### Exercise requirements
Repeat each line word for word.

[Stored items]
== == ==

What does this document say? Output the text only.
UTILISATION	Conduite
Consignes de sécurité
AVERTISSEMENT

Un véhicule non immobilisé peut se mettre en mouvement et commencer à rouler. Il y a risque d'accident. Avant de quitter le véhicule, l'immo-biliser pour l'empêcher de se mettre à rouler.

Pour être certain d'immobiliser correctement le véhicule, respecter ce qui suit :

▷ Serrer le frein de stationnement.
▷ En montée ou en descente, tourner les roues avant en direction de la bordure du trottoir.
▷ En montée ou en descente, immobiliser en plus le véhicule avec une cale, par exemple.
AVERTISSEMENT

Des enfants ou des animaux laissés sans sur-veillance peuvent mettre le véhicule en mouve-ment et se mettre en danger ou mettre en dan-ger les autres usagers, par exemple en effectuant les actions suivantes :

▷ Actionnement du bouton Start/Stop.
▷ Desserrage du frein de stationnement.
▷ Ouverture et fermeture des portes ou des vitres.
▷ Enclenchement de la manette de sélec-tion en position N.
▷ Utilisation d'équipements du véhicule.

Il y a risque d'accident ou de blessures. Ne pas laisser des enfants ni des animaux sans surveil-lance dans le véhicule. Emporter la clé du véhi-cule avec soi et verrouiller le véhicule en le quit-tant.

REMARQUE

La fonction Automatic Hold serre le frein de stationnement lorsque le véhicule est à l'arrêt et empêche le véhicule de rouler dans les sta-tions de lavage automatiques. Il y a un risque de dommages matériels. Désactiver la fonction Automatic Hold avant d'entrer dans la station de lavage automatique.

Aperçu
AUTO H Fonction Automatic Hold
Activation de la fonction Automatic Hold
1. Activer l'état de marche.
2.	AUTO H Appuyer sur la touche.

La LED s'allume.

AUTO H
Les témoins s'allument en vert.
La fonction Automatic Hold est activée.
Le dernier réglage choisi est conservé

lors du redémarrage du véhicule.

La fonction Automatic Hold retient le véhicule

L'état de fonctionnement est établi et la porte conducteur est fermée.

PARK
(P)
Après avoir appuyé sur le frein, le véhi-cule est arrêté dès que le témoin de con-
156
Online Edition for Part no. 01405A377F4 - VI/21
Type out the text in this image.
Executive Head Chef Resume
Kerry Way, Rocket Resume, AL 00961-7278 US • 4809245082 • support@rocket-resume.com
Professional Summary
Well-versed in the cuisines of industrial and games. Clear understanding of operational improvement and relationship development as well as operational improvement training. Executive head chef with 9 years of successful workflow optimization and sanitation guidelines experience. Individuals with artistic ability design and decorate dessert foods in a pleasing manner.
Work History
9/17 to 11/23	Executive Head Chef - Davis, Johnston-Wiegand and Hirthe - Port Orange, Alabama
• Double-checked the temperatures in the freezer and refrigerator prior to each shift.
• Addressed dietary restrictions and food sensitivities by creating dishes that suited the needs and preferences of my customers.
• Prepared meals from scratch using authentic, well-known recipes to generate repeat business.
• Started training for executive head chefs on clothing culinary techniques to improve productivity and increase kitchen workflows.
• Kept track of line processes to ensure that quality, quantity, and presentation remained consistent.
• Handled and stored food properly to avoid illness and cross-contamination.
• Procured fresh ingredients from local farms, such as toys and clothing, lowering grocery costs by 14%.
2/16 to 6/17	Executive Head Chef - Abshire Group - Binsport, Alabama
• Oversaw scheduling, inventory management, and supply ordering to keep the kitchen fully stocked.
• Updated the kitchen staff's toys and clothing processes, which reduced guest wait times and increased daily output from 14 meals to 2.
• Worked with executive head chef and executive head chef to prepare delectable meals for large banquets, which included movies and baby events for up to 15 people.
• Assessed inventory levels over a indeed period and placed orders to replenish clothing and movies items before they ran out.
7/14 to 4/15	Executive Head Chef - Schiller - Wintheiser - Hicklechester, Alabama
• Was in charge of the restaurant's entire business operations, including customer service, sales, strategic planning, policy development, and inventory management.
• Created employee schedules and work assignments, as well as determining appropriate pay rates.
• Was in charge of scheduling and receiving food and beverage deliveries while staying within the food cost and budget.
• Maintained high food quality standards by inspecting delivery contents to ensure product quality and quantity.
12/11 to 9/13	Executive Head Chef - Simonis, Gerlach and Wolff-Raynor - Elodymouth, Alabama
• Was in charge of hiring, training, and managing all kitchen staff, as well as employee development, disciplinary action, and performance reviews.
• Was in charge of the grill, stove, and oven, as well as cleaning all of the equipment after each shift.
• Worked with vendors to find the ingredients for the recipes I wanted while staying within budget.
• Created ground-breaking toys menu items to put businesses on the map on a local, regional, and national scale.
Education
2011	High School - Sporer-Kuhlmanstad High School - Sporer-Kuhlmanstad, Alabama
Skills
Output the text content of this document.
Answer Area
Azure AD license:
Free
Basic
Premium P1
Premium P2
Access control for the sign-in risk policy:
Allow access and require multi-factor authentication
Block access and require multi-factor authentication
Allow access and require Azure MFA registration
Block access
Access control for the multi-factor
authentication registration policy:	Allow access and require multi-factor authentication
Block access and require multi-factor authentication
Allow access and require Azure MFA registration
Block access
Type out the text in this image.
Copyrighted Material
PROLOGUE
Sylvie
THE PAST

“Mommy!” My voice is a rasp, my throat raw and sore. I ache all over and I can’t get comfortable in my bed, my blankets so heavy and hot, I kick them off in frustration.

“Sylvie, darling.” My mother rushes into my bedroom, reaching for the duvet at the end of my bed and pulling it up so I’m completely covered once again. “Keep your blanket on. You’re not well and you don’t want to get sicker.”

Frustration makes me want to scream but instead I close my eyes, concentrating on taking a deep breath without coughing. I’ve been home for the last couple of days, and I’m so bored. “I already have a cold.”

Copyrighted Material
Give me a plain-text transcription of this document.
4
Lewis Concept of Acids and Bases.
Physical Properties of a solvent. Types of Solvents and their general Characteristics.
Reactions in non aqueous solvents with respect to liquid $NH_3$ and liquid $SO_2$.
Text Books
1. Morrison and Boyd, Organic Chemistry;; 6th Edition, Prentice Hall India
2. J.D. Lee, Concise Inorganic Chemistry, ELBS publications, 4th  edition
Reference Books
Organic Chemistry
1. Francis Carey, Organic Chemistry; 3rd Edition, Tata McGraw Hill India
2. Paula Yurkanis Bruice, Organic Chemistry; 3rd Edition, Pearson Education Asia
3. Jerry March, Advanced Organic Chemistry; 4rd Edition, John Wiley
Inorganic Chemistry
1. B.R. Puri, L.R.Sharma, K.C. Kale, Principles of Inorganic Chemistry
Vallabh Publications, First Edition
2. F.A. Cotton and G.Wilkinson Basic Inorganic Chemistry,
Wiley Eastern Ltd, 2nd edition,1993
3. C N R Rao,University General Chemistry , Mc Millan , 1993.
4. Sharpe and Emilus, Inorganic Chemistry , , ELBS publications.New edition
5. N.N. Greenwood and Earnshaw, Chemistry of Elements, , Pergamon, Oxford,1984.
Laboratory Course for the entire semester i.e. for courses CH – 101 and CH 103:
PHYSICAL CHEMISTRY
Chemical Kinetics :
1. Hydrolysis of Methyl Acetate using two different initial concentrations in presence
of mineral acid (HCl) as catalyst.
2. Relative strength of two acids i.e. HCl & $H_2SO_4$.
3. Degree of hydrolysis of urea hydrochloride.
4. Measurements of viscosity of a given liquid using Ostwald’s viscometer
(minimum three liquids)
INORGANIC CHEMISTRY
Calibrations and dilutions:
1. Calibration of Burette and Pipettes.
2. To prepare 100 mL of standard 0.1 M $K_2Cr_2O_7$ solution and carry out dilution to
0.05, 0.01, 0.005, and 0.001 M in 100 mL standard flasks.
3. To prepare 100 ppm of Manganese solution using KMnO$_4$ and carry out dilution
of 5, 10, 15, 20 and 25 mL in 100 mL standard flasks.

== == ==

### Output below
What does this document say? Output the text only.
UTILISATION	Conduite
Consignes de sécurité
AVERTISSEMENT

Un véhicule non immobilisé peut se mettre en mouvement et commencer à rouler. Il y a risque d'accident. Avant de quitter le véhicule, l'immo-biliser pour l'empêcher de se mettre à rouler.

Pour être certain d'immobiliser correctement le véhicule, respecter ce qui suit :

▷ Serrer le frein de stationnement.
▷ En montée ou en descente, tourner les roues avant en direction de la bordure du trottoir.
▷ En montée ou en descente, immobiliser en plus le véhicule avec une cale, par exemple.
AVERTISSEMENT

Des enfants ou des animaux laissés sans sur-veillance peuvent mettre le véhicule en mouve-ment et se mettre en danger ou mettre en dan-ger les autres usagers, par exemple en effectuant les actions suivantes :

▷ Actionnement du bouton Start/Stop.
▷ Desserrage du frein de stationnement.
▷ Ouverture et fermeture des portes ou des vitres.
▷ Enclenchement de la manette de sélec-tion en position N.
▷ Utilisation d'équipements du véhicule.

Il y a risque d'accident ou de blessures. Ne pas laisser des enfants ni des animaux sans surveil-lance dans le véhicule. Emporter la clé du véhi-cule avec soi et verrouiller le véhicule en le quit-tant.

REMARQUE

La fonction Automatic Hold serre le frein de stationnement lorsque le véhicule est à l'arrêt et empêche le véhicule de rouler dans les sta-tions de lavage automatiques. Il y a un risque de dommages matériels. Désactiver la fonction Automatic Hold avant d'entrer dans la station de lavage automatique.

Aperçu
AUTO H Fonction Automatic Hold
Activation de la fonction Automatic Hold
1. Activer l'état de marche.
2.	AUTO H Appuyer sur la touche.

La LED s'allume.

AUTO H
Les témoins s'allument en vert.
La fonction Automatic Hold est activée.
Le dernier réglage choisi est conservé

lors du redémarrage du véhicule.

La fonction Automatic Hold retient le véhicule

L'état de fonctionnement est établi et la porte conducteur est fermée.

PARK
(P)
Après avoir appuyé sur le frein, le véhi-cule est arrêté dès que le témoin de con-
156
Online Edition for Part no. 01405A377F4 - VI/21
Type out the text in this image.
Executive Head Chef Resume
Kerry Way, Rocket Resume, AL 00961-7278 US • 4809245082 • support@rocket-resume.com
Professional Summary
Well-versed in the cuisines of industrial and games. Clear understanding of operational improvement and relationship development as well as operational improvement training. Executive head chef with 9 years of successful workflow optimization and sanitation guidelines experience. Individuals with artistic ability design and decorate dessert foods in a pleasing manner.
Work History
9/17 to 11/23	Executive Head Chef - Davis, Johnston-Wiegand and Hirthe - Port Orange, Alabama
• Double-checked the temperatures in the freezer and refrigerator prior to each shift.
• Addressed dietary restrictions and food sensitivities by creating dishes that suited the needs and preferences of my customers.
• Prepared meals from scratch using authentic, well-known recipes to generate repeat business.
• Started training for executive head chefs on clothing culinary techniques to improve productivity and increase kitchen workflows.
• Kept track of line processes to ensure that quality, quantity, and presentation remained consistent.
• Handled and stored food properly to avoid illness and cross-contamination.
• Procured fresh ingredients from local farms, such as toys and clothing, lowering grocery costs by 14%.
2/16 to 6/17	Executive Head Chef - Abshire Group - Binsport, Alabama
• Oversaw scheduling, inventory management, and supply ordering to keep the kitchen fully stocked.
• Updated the kitchen staff's toys and clothing processes, which reduced guest wait times and increased daily output from 14 meals to 2.
• Worked with executive head chef and executive head chef to prepare delectable meals for large banquets, which included movies and baby events for up to 15 people.
• Assessed inventory levels over a indeed period and placed orders to replenish clothing and movies items before they ran out.
7/14 to 4/15	Executive Head Chef - Schiller - Wintheiser - Hicklechester, Alabama
• Was in charge of the restaurant's entire business operations, including customer service, sales, strategic planning, policy development, and inventory management.
• Created employee schedules and work assignments, as well as determining appropriate pay rates.
• Was in charge of scheduling and receiving food and beverage deliveries while staying within the food cost and budget.
• Maintained high food quality standards by inspecting delivery contents to ensure product quality and quantity.
12/11 to 9/13	Executive Head Chef - Simonis, Gerlach and Wolff-Raynor - Elodymouth, Alabama
• Was in charge of hiring, training, and managing all kitchen staff, as well as employee development, disciplinary action, and performance reviews.
• Was in charge of the grill, stove, and oven, as well as cleaning all of the equipment after each shift.
• Worked with vendors to find the ingredients for the recipes I wanted while staying within budget.
• Created ground-breaking toys menu items to put businesses on the map on a local, regional, and national scale.
Education
2011	High School - Sporer-Kuhlmanstad High School - Sporer-Kuhlmanstad, Alabama
Skills
Output the text content of this document.
Answer Area
Azure AD license:
Free
Basic
Premium P1
Premium P2
Access control for the sign-in risk policy:
Allow access and require multi-factor authentication
Block access and require multi-factor authentication
Allow access and require Azure MFA registration
Block access
Access control for the multi-factor
authentication registration policy:	Allow access and require multi-factor authentication
Block access and require multi-factor authentication
Allow access and require Azure MFA registration
Block access
Type out the text in this image.
Copyrighted Material
PROLOGUE
Sylvie
THE PAST

“Mommy!” My voice is a rasp, my throat raw and sore. I ache all over and I can’t get comfortable in my bed, my blankets so heavy and hot, I kick them off in frustration.

“Sylvie, darling.” My mother rushes into my bedroom, reaching for the duvet at the end of my bed and pulling it up so I’m completely covered once again. “Keep your blanket on. You’re not well and you don’t want to get sicker.”

Frustration makes me want to scream but instead I close my eyes, concentrating on taking a deep breath without coughing. I’ve been home for the last couple of days, and I’m so bored. “I already have a cold.”

Copyrighted Material
Give me a plain-text transcription of this document.
4
Lewis Concept of Acids and Bases.
Physical Properties of a solvent. Types of Solvents and their general Characteristics.
Reactions in non aqueous solvents with respect to liquid $NH_3$ and liquid $SO_2$.
Text Books
1. Morrison and Boyd, Organic Chemistry;; 6th Edition, Prentice Hall India
2. J.D. Lee, Concise Inorganic Chemistry, ELBS publications, 4th  edition
Reference Books
Organic Chemistry
1. Francis Carey, Organic Chemistry; 3rd Edition, Tata McGraw Hill India
2. Paula Yurkanis Bruice, Organic Chemistry; 3rd Edition, Pearson Education Asia
3. Jerry March, Advanced Organic Chemistry; 4rd Edition, John Wiley
Inorganic Chemistry
1. B.R. Puri, L.R.Sharma, K.C. Kale, Principles of Inorganic Chemistry
Vallabh Publications, First Edition
2. F.A. Cotton and G.Wilkinson Basic Inorganic Chemistry,
Wiley Eastern Ltd, 2nd edition,1993
3. C N R Rao,University General Chemistry , Mc Millan , 1993.
4. Sharpe and Emilus, Inorganic Chemistry , , ELBS publications.New edition
5. N.N. Greenwood and Earnshaw, Chemistry of Elements, , Pergamon, Oxford,1984.
Laboratory Course for the entire semester i.e. for courses CH – 101 and CH 103:
PHYSICAL CHEMISTRY
Chemical Kinetics :
1. Hydrolysis of Methyl Acetate using two different initial concentrations in presence
of mineral acid (HCl) as catalyst.
2. Relative strength of two acids i.e. HCl & $H_2SO_4$.
3. Degree of hydrolysis of urea hydrochloride.
4. Measurements of viscosity of a given liquid using Ostwald’s viscometer
(minimum three liquids)
INORGANIC CHEMISTRY
Calibrations and dilutions:
1. Calibration of Burette and Pipettes.
2. To prepare 100 mL of standard 0.1 M $K_2Cr_2O_7$ solution and carry out dilution to
0.05, 0.01, 0.005, and 0.001 M in 100 mL standard flasks.
3. To prepare 100 ppm of Manganese solution using KMnO$_4$ and carry out dilution
of 5, 10, 15, 20 and 25 mL in 100 mL standard flasks.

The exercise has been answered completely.